» THE TASK
Give only the number of lines in the data that contain the word "using".

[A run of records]
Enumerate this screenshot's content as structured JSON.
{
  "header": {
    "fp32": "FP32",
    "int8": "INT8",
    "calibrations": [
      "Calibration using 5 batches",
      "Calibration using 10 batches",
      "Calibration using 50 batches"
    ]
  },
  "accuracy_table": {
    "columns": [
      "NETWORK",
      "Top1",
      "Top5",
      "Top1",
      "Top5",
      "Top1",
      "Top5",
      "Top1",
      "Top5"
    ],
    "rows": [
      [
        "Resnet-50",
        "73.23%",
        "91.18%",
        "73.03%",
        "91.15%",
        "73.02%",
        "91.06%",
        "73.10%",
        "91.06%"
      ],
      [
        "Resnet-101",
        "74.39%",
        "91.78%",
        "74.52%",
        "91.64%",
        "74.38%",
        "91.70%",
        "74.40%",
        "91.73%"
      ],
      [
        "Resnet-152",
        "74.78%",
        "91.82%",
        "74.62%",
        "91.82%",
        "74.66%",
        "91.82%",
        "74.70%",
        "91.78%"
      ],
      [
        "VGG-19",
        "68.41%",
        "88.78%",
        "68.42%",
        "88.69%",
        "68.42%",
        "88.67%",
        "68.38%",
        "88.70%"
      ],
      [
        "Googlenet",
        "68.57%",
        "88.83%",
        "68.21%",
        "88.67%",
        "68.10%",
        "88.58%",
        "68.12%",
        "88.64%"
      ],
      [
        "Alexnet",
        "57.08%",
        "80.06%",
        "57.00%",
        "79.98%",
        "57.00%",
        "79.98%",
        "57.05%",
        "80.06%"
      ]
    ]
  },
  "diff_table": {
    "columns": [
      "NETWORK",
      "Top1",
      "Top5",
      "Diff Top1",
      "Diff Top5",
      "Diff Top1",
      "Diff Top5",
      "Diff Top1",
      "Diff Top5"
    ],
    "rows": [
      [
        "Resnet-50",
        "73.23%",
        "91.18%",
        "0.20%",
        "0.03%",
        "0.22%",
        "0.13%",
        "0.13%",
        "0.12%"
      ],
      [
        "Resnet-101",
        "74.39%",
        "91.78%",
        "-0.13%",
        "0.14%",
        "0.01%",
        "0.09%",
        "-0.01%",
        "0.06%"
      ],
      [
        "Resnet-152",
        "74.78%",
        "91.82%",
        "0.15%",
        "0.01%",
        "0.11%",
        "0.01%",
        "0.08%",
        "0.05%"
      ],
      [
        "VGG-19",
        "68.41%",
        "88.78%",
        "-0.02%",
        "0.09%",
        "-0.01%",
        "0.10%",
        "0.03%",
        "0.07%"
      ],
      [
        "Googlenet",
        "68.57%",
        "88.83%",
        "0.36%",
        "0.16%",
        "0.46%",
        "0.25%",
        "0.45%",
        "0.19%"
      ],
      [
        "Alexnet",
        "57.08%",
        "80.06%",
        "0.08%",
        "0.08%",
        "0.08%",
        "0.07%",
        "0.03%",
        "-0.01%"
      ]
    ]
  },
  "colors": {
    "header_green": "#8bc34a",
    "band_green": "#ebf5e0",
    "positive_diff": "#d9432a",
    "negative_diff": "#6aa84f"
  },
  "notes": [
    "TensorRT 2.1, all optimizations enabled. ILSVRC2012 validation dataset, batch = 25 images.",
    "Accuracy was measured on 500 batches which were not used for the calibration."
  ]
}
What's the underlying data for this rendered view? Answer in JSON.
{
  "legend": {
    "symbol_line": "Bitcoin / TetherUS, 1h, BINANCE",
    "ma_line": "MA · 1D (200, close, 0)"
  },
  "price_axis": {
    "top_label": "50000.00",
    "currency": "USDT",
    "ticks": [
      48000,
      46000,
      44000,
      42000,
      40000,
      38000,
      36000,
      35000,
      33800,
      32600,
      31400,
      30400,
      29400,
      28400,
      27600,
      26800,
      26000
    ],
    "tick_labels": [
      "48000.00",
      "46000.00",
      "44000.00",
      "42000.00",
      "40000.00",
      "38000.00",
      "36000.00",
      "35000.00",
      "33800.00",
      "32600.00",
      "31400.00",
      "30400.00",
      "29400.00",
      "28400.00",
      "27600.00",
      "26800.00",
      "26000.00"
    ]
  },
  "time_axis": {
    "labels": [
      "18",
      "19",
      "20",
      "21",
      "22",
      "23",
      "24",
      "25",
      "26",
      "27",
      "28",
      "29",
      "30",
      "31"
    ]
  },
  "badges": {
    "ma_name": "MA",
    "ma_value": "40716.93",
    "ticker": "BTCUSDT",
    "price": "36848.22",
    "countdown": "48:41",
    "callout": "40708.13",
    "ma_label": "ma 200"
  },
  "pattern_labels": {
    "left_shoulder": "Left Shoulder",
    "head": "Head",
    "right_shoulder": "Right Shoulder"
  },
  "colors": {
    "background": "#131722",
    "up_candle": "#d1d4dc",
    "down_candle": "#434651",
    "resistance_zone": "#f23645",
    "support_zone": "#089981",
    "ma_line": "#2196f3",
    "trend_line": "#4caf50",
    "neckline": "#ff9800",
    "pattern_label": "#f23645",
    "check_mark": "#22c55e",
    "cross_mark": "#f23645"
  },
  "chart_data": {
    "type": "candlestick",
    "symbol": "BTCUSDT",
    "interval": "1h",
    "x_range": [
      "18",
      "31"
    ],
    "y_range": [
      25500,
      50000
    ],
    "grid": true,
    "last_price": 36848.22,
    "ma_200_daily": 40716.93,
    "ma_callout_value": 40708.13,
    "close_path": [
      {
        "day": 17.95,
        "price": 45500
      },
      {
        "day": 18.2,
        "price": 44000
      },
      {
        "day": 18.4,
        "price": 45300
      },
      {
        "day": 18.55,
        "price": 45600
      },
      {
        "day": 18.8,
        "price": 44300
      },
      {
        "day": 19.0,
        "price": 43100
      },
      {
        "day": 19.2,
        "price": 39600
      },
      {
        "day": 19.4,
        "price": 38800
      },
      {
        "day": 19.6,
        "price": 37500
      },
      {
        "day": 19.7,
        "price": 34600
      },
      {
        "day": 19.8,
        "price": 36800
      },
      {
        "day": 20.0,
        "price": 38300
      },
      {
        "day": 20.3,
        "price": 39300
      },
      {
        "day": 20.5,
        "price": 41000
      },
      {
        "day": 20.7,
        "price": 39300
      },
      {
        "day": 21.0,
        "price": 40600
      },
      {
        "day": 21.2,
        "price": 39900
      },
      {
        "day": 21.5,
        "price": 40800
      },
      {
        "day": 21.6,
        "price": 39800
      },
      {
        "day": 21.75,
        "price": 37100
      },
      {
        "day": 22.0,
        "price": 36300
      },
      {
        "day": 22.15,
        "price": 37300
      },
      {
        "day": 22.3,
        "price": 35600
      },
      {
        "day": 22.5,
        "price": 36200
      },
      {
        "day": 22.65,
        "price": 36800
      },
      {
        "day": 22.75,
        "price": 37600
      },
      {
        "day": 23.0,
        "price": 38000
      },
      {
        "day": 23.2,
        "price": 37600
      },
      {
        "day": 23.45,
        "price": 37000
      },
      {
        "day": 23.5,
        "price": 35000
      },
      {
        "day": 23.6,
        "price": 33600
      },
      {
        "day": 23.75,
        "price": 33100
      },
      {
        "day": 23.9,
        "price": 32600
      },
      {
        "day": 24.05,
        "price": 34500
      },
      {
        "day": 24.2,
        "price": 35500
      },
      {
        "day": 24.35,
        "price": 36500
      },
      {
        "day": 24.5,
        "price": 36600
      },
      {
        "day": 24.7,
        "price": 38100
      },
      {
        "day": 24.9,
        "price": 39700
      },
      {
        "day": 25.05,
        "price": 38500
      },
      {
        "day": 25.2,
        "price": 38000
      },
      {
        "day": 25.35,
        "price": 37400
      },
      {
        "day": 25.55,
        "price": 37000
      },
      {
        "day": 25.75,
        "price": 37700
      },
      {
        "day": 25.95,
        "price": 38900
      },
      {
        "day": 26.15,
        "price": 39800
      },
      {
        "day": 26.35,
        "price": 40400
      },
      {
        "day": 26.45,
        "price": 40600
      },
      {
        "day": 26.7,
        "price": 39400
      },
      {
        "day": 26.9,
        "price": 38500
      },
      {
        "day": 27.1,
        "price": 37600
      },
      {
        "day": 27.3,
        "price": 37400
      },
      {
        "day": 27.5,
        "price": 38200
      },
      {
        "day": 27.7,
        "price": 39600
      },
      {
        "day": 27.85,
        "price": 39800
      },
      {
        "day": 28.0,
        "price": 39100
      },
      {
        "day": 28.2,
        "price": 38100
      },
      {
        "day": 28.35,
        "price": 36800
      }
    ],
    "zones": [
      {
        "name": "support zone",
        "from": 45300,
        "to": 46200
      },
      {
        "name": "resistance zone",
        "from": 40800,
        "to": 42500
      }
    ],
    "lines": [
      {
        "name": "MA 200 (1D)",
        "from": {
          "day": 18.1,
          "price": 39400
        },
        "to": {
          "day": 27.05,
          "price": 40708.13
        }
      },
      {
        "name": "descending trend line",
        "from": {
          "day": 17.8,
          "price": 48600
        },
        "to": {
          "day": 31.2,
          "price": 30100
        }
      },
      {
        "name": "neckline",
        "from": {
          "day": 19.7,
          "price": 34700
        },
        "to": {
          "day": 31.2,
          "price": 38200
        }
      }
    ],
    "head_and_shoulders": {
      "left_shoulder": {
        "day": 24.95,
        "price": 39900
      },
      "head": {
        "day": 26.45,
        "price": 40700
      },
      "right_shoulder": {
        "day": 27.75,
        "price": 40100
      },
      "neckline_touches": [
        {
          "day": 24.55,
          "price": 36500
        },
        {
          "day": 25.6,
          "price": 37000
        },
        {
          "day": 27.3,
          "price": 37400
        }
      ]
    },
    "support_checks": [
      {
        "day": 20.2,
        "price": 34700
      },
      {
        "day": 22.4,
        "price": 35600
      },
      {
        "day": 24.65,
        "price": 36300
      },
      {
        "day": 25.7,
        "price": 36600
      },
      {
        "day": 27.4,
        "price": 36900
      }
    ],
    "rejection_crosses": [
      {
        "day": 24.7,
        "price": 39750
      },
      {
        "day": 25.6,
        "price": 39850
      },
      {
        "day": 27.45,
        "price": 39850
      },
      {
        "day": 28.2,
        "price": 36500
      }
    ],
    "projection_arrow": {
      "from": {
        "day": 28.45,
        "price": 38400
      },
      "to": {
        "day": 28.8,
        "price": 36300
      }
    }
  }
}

» COMPLETE OUTPUT
3